= Exercise requirements =
Reproduce the records below exactly as given.

= Listing =
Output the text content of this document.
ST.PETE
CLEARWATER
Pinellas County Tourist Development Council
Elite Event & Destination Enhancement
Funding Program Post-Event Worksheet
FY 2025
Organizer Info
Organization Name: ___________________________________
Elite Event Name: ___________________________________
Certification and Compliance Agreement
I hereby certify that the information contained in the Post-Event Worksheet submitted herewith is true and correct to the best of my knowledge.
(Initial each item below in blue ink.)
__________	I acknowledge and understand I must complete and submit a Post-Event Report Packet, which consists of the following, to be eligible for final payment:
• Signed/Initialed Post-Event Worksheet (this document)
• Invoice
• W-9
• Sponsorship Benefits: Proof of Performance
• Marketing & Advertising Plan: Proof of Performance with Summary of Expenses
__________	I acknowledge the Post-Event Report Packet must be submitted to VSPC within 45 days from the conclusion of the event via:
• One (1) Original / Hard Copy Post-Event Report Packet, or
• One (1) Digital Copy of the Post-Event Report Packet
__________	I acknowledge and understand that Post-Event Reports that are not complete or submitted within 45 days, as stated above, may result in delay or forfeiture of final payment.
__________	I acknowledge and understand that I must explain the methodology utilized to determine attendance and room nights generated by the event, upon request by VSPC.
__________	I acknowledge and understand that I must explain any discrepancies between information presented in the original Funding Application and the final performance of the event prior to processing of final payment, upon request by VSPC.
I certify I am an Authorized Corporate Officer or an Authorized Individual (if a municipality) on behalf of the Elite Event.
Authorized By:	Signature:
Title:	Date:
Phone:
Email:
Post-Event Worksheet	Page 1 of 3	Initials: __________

= Expected output =
Output the text content of this document.
ST.PETE
CLEARWATER
Pinellas County Tourist Development Council
Elite Event & Destination Enhancement
Funding Program Post-Event Worksheet
FY 2025
Organizer Info
Organization Name: ___________________________________
Elite Event Name: ___________________________________
Certification and Compliance Agreement
I hereby certify that the information contained in the Post-Event Worksheet submitted herewith is true and correct to the best of my knowledge.
(Initial each item below in blue ink.)
__________	I acknowledge and understand I must complete and submit a Post-Event Report Packet, which consists of the following, to be eligible for final payment:
• Signed/Initialed Post-Event Worksheet (this document)
• Invoice
• W-9
• Sponsorship Benefits: Proof of Performance
• Marketing & Advertising Plan: Proof of Performance with Summary of Expenses
__________	I acknowledge the Post-Event Report Packet must be submitted to VSPC within 45 days from the conclusion of the event via:
• One (1) Original / Hard Copy Post-Event Report Packet, or
• One (1) Digital Copy of the Post-Event Report Packet
__________	I acknowledge and understand that Post-Event Reports that are not complete or submitted within 45 days, as stated above, may result in delay or forfeiture of final payment.
__________	I acknowledge and understand that I must explain the methodology utilized to determine attendance and room nights generated by the event, upon request by VSPC.
__________	I acknowledge and understand that I must explain any discrepancies between information presented in the original Funding Application and the final performance of the event prior to processing of final payment, upon request by VSPC.
I certify I am an Authorized Corporate Officer or an Authorized Individual (if a municipality) on behalf of the Elite Event.
Authorized By:	Signature:
Title:	Date:
Phone:
Email:
Post-Event Worksheet	Page 1 of 3	Initials: __________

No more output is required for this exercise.